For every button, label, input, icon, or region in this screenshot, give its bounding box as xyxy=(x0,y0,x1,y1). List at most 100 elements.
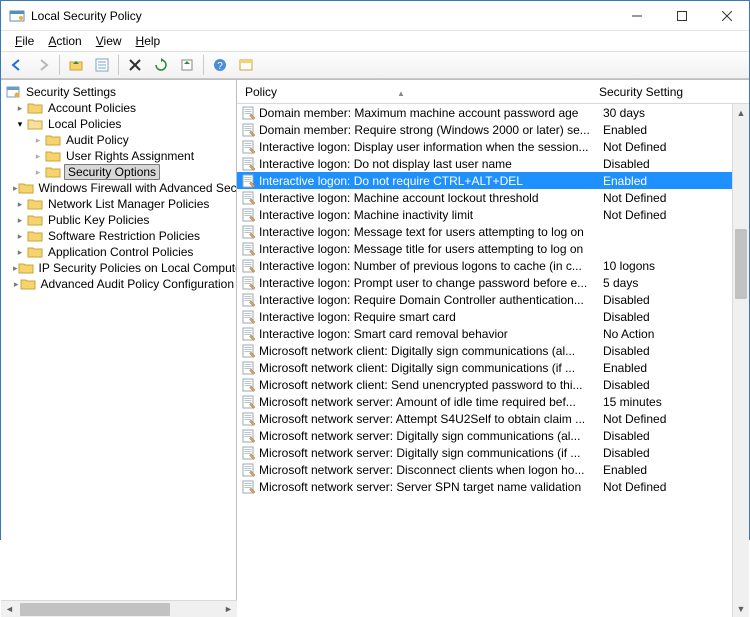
policy-row[interactable]: Microsoft network server: Digitally sign… xyxy=(237,444,749,461)
policy-row[interactable]: Microsoft network server: Disconnect cli… xyxy=(237,461,749,478)
policy-name: Microsoft network server: Digitally sign… xyxy=(259,429,599,443)
policy-icon xyxy=(241,479,257,495)
policy-row[interactable]: Interactive logon: Message title for use… xyxy=(237,240,749,257)
policy-name: Microsoft network server: Amount of idle… xyxy=(259,395,599,409)
policy-icon xyxy=(241,258,257,274)
tree-item[interactable]: ▸IP Security Policies on Local Compute xyxy=(1,260,236,276)
policy-row[interactable]: Interactive logon: Display user informat… xyxy=(237,138,749,155)
folder-up-icon[interactable] xyxy=(64,53,88,77)
folder-icon xyxy=(27,244,43,260)
column-header-setting[interactable]: Security Setting xyxy=(595,85,749,99)
policy-row[interactable]: Interactive logon: Number of previous lo… xyxy=(237,257,749,274)
expand-caret-icon[interactable]: ▸ xyxy=(13,215,27,226)
list-pane[interactable]: Policy▲ Security Setting Domain member: … xyxy=(237,80,749,617)
expand-caret-icon[interactable]: ▾ xyxy=(13,119,27,130)
policy-row[interactable]: Interactive logon: Prompt user to change… xyxy=(237,274,749,291)
back-button[interactable] xyxy=(5,53,29,77)
vertical-scrollbar[interactable]: ▲ ▼ xyxy=(732,104,749,617)
policy-row[interactable]: Microsoft network server: Digitally sign… xyxy=(237,427,749,444)
policy-row[interactable]: Microsoft network client: Send unencrypt… xyxy=(237,376,749,393)
list-header[interactable]: Policy▲ Security Setting xyxy=(237,80,749,104)
scroll-right-arrow-icon[interactable]: ► xyxy=(220,604,237,614)
menu-action[interactable]: Action xyxy=(42,33,87,49)
policy-row[interactable]: Microsoft network server: Attempt S4U2Se… xyxy=(237,410,749,427)
tree-root[interactable]: Security Settings xyxy=(1,84,236,100)
policy-name: Interactive logon: Number of previous lo… xyxy=(259,259,599,273)
close-button[interactable] xyxy=(704,1,749,30)
export-icon[interactable] xyxy=(175,53,199,77)
tree-item[interactable]: ▸Security Options xyxy=(1,164,236,180)
tree-item[interactable]: ▸User Rights Assignment xyxy=(1,148,236,164)
policy-name: Interactive logon: Message title for use… xyxy=(259,242,599,256)
policy-row[interactable]: Microsoft network server: Amount of idle… xyxy=(237,393,749,410)
folder-icon xyxy=(27,228,43,244)
policy-setting: Disabled xyxy=(599,344,749,358)
maximize-button[interactable] xyxy=(659,1,704,30)
scroll-up-arrow-icon[interactable]: ▲ xyxy=(733,104,749,121)
refresh-icon[interactable] xyxy=(149,53,173,77)
expand-caret-icon[interactable]: ▸ xyxy=(31,167,45,178)
tree-item[interactable]: ▸Public Key Policies xyxy=(1,212,236,228)
settings-icon[interactable] xyxy=(234,53,258,77)
scrollbar-thumb[interactable] xyxy=(735,229,747,299)
window-controls xyxy=(614,1,749,30)
policy-setting: Enabled xyxy=(599,361,749,375)
policy-row[interactable]: Interactive logon: Message text for user… xyxy=(237,223,749,240)
policy-name: Interactive logon: Machine account locko… xyxy=(259,191,599,205)
tree-item[interactable]: ▸Windows Firewall with Advanced Secu xyxy=(1,180,236,196)
expand-caret-icon[interactable]: ▸ xyxy=(13,231,27,242)
tree-item[interactable]: ▸Application Control Policies xyxy=(1,244,236,260)
policy-setting: No Action xyxy=(599,327,749,341)
policy-row[interactable]: Interactive logon: Smart card removal be… xyxy=(237,325,749,342)
policy-row[interactable]: Microsoft network server: Server SPN tar… xyxy=(237,478,749,495)
policy-icon xyxy=(241,224,257,240)
policy-row[interactable]: Interactive logon: Require Domain Contro… xyxy=(237,291,749,308)
tree-label: Advanced Audit Policy Configuration xyxy=(39,277,236,291)
menu-file[interactable]: File xyxy=(9,33,40,49)
tree-item[interactable]: ▾Local Policies xyxy=(1,116,236,132)
expand-caret-icon[interactable]: ▸ xyxy=(13,199,27,210)
tree-item[interactable]: ▸Advanced Audit Policy Configuration xyxy=(1,276,236,292)
minimize-button[interactable] xyxy=(614,1,659,30)
policy-row[interactable]: Microsoft network client: Digitally sign… xyxy=(237,359,749,376)
scrollbar-thumb[interactable] xyxy=(20,603,170,616)
policy-row[interactable]: Interactive logon: Do not require CTRL+A… xyxy=(237,172,749,189)
help-icon[interactable]: ? xyxy=(208,53,232,77)
policy-name: Interactive logon: Prompt user to change… xyxy=(259,276,599,290)
delete-icon[interactable] xyxy=(123,53,147,77)
policy-row[interactable]: Interactive logon: Machine inactivity li… xyxy=(237,206,749,223)
policy-row[interactable]: Microsoft network client: Digitally sign… xyxy=(237,342,749,359)
policy-setting: 15 minutes xyxy=(599,395,749,409)
expand-caret-icon[interactable]: ▸ xyxy=(13,103,27,114)
policy-setting: 30 days xyxy=(599,106,749,120)
tree-item[interactable]: ▸Network List Manager Policies xyxy=(1,196,236,212)
policy-row[interactable]: Domain member: Maximum machine account p… xyxy=(237,104,749,121)
list-body[interactable]: Domain member: Maximum machine account p… xyxy=(237,104,749,495)
tree-horizontal-scrollbar[interactable]: ◄ ► xyxy=(1,600,237,617)
properties-icon[interactable] xyxy=(90,53,114,77)
tree-item[interactable]: ▸Software Restriction Policies xyxy=(1,228,236,244)
menu-help[interactable]: Help xyxy=(130,33,167,49)
tree-item[interactable]: ▸Audit Policy xyxy=(1,132,236,148)
forward-button[interactable] xyxy=(31,53,55,77)
menu-view[interactable]: View xyxy=(90,33,128,49)
tree-pane[interactable]: Security Settings▸Account Policies▾Local… xyxy=(1,80,237,617)
scroll-down-arrow-icon[interactable]: ▼ xyxy=(733,600,749,617)
policy-name: Interactive logon: Do not display last u… xyxy=(259,157,599,171)
policy-setting: Not Defined xyxy=(599,191,749,205)
policy-row[interactable]: Interactive logon: Machine account locko… xyxy=(237,189,749,206)
tree-item[interactable]: ▸Account Policies xyxy=(1,100,236,116)
policy-name: Microsoft network server: Digitally sign… xyxy=(259,446,599,460)
folder-icon xyxy=(27,196,43,212)
tree-label: Security Settings xyxy=(24,85,118,99)
policy-name: Microsoft network server: Server SPN tar… xyxy=(259,480,599,494)
policy-row[interactable]: Domain member: Require strong (Windows 2… xyxy=(237,121,749,138)
expand-caret-icon[interactable]: ▸ xyxy=(31,135,45,146)
policy-row[interactable]: Interactive logon: Require smart cardDis… xyxy=(237,308,749,325)
column-header-policy[interactable]: Policy▲ xyxy=(241,85,595,99)
scroll-left-arrow-icon[interactable]: ◄ xyxy=(1,604,18,614)
expand-caret-icon[interactable]: ▸ xyxy=(31,151,45,162)
policy-row[interactable]: Interactive logon: Do not display last u… xyxy=(237,155,749,172)
window-title: Local Security Policy xyxy=(31,9,614,23)
expand-caret-icon[interactable]: ▸ xyxy=(13,247,27,258)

→ PROBLEM DESCRIPTION
Return each line of the entries above that contains the word "name".

→ ANSWER TO THE PROBLEM
policy-name: Microsoft network server: Digitally sign… xyxy=(259,429,599,443)
policy-name: Microsoft network server: Amount of idle… xyxy=(259,395,599,409)
policy-name: Interactive logon: Number of previous lo… xyxy=(259,259,599,273)
policy-name: Interactive logon: Message title for use… xyxy=(259,242,599,256)
policy-name: Interactive logon: Machine account locko… xyxy=(259,191,599,205)
policy-name: Interactive logon: Prompt user to change… xyxy=(259,276,599,290)
policy-name: Interactive logon: Do not display last u… xyxy=(259,157,599,171)
policy-name: Microsoft network server: Digitally sign… xyxy=(259,446,599,460)
policy-name: Microsoft network server: Server SPN tar… xyxy=(259,480,599,494)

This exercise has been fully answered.